>>>

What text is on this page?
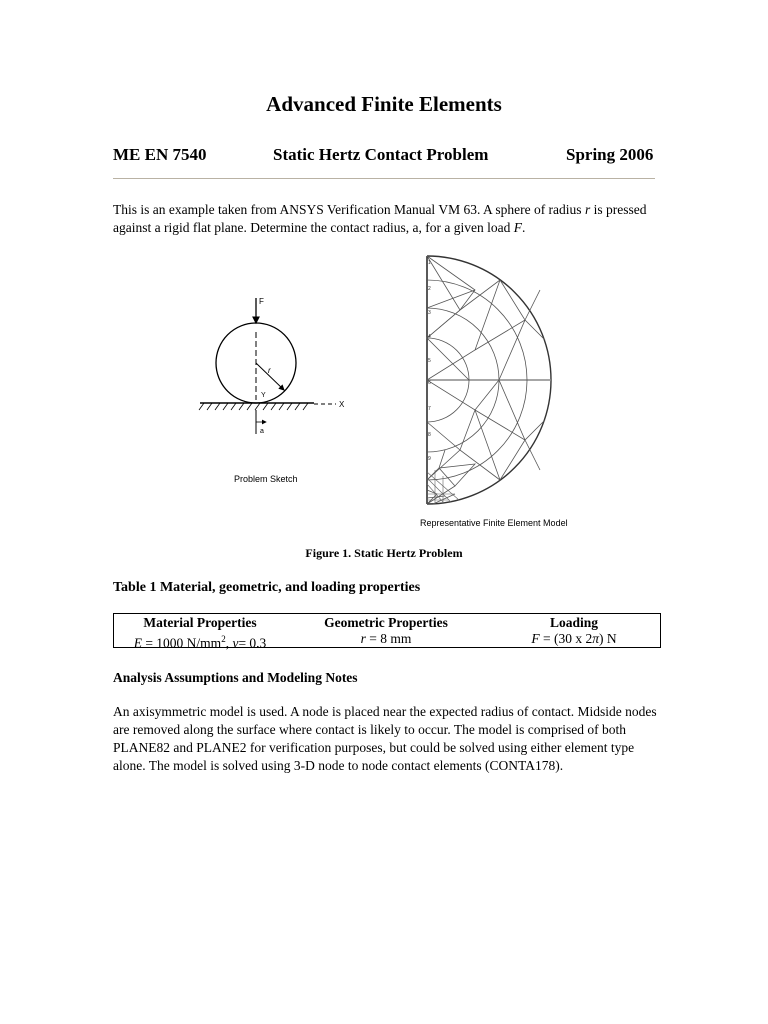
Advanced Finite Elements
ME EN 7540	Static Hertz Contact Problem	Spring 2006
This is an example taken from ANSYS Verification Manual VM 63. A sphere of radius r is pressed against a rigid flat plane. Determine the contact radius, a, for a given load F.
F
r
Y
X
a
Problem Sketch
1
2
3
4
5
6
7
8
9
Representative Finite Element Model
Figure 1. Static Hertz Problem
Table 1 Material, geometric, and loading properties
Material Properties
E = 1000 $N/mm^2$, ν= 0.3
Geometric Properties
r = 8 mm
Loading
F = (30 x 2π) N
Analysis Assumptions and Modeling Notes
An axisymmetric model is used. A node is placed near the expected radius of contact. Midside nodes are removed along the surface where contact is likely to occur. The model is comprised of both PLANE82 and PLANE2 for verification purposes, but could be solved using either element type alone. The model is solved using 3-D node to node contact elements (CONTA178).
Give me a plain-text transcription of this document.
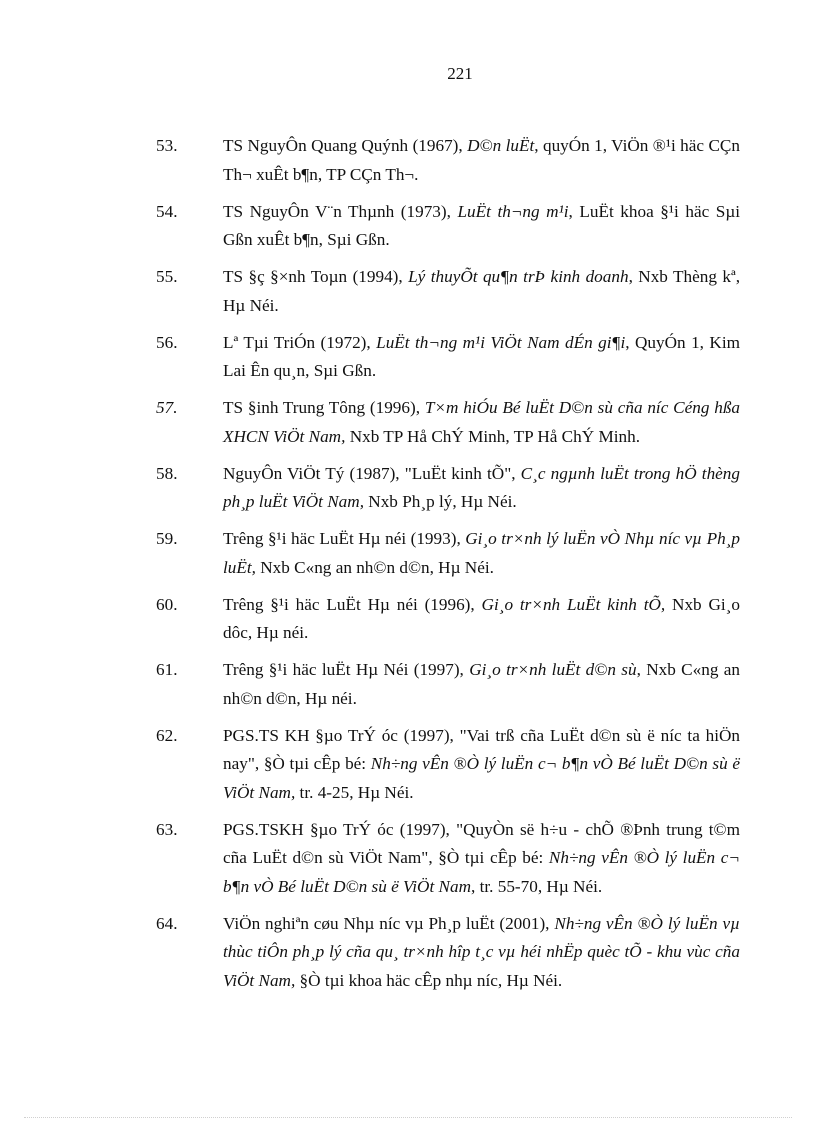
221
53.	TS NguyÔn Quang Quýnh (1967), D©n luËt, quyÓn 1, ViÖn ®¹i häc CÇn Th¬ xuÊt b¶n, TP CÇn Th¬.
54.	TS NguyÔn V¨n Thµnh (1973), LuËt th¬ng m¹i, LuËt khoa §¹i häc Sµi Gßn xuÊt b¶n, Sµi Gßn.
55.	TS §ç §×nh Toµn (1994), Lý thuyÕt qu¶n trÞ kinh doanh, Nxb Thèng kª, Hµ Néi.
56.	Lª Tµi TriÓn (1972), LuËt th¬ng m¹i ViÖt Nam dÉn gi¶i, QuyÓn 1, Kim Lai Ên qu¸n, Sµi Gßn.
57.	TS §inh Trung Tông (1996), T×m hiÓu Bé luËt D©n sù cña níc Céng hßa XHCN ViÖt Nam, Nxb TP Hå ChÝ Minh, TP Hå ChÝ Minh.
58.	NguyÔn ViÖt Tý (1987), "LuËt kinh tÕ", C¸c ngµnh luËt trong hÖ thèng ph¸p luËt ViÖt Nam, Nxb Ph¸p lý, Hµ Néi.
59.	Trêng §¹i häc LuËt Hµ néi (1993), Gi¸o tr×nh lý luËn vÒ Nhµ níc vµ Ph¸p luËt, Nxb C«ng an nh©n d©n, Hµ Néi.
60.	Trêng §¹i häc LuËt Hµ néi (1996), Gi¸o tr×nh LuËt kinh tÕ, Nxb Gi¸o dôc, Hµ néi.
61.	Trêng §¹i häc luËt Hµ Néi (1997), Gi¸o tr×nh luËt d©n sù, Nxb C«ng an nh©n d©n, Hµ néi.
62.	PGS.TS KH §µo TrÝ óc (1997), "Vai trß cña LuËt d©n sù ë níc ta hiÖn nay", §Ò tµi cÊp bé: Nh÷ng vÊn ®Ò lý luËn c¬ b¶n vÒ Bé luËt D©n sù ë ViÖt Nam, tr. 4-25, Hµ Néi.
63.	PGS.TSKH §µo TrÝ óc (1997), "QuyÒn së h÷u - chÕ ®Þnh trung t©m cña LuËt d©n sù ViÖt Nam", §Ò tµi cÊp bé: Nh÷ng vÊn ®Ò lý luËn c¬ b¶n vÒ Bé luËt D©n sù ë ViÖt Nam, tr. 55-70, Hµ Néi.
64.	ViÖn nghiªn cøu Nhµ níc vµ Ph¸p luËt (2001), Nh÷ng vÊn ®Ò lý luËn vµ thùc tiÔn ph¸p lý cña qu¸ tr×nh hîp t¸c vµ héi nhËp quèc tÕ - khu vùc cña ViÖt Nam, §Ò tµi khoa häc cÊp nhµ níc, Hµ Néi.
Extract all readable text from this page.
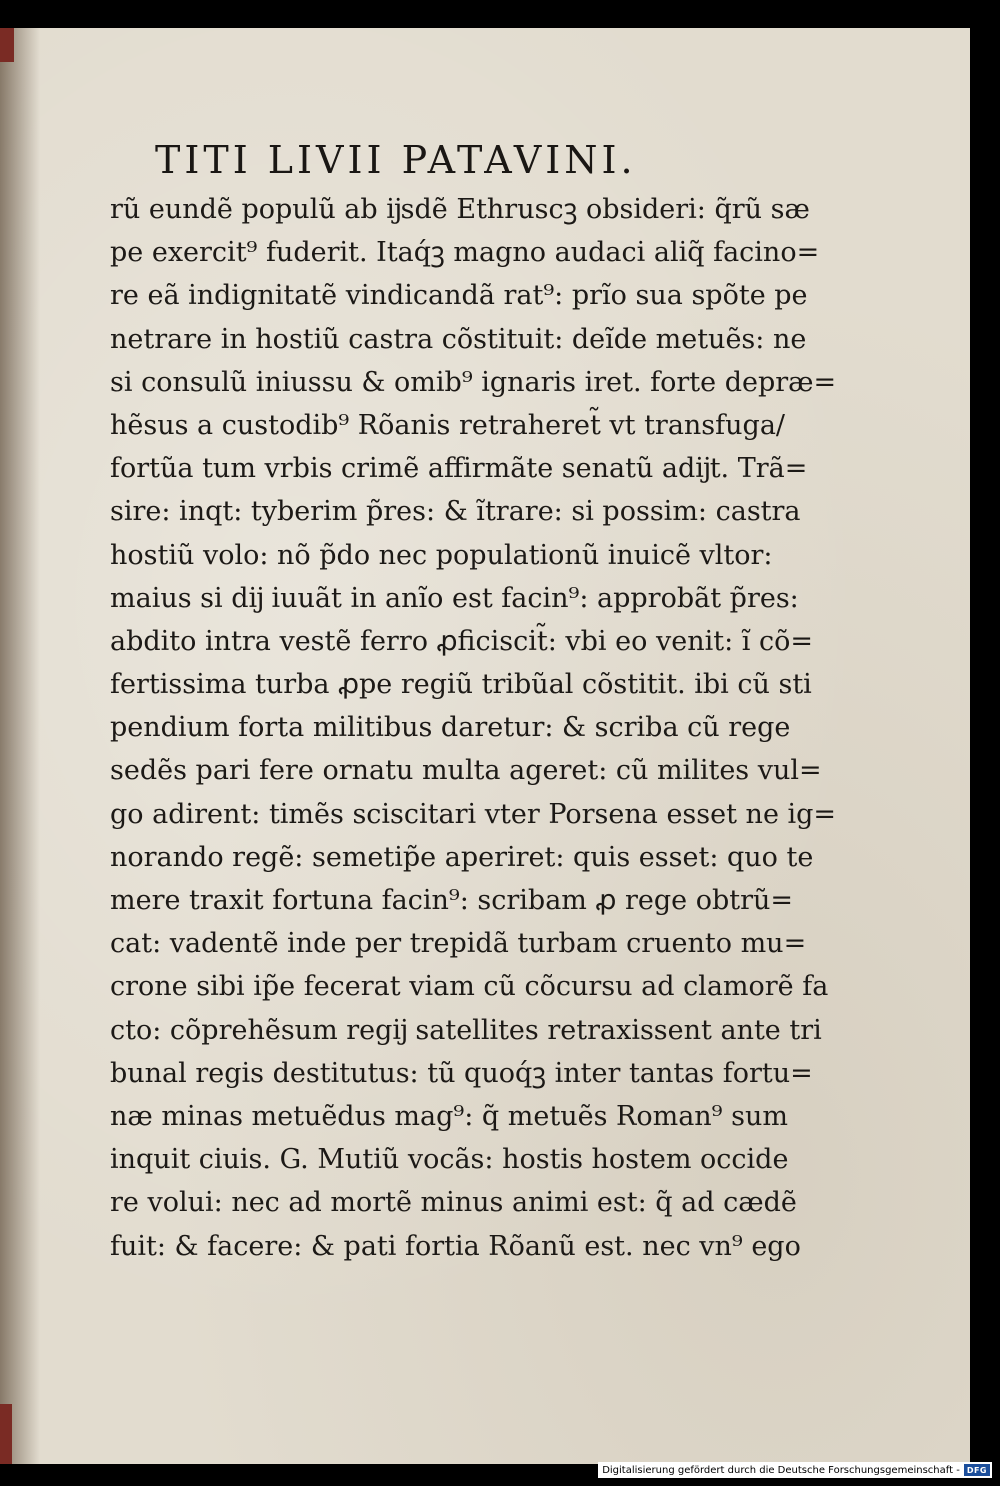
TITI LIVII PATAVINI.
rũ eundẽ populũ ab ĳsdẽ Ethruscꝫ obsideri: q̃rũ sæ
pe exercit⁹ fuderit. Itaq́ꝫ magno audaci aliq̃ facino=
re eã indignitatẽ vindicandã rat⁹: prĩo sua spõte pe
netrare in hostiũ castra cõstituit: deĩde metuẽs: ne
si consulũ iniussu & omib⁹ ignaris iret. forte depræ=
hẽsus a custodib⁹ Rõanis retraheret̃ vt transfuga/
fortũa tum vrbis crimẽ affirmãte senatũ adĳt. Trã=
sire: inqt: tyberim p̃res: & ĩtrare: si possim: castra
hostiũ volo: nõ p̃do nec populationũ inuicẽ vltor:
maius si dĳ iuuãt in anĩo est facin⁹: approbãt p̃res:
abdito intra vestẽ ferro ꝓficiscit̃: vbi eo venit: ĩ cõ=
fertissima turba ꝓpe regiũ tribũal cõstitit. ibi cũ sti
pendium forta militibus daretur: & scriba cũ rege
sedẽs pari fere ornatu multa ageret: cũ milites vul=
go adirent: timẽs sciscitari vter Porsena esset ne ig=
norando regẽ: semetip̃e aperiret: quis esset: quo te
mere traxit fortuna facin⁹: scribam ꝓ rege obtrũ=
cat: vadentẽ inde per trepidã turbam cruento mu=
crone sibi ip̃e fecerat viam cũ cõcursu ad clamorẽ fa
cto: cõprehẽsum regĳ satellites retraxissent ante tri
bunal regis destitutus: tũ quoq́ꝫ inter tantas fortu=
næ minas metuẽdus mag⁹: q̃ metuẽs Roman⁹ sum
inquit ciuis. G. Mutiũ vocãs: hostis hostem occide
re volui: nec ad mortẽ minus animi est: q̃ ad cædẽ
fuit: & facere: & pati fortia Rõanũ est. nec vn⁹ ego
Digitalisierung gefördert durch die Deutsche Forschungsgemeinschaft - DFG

<<<

Only the number is wanted: how many lines of the material contain the word "Finite"?

REPLY TO THE EXERCISE:
2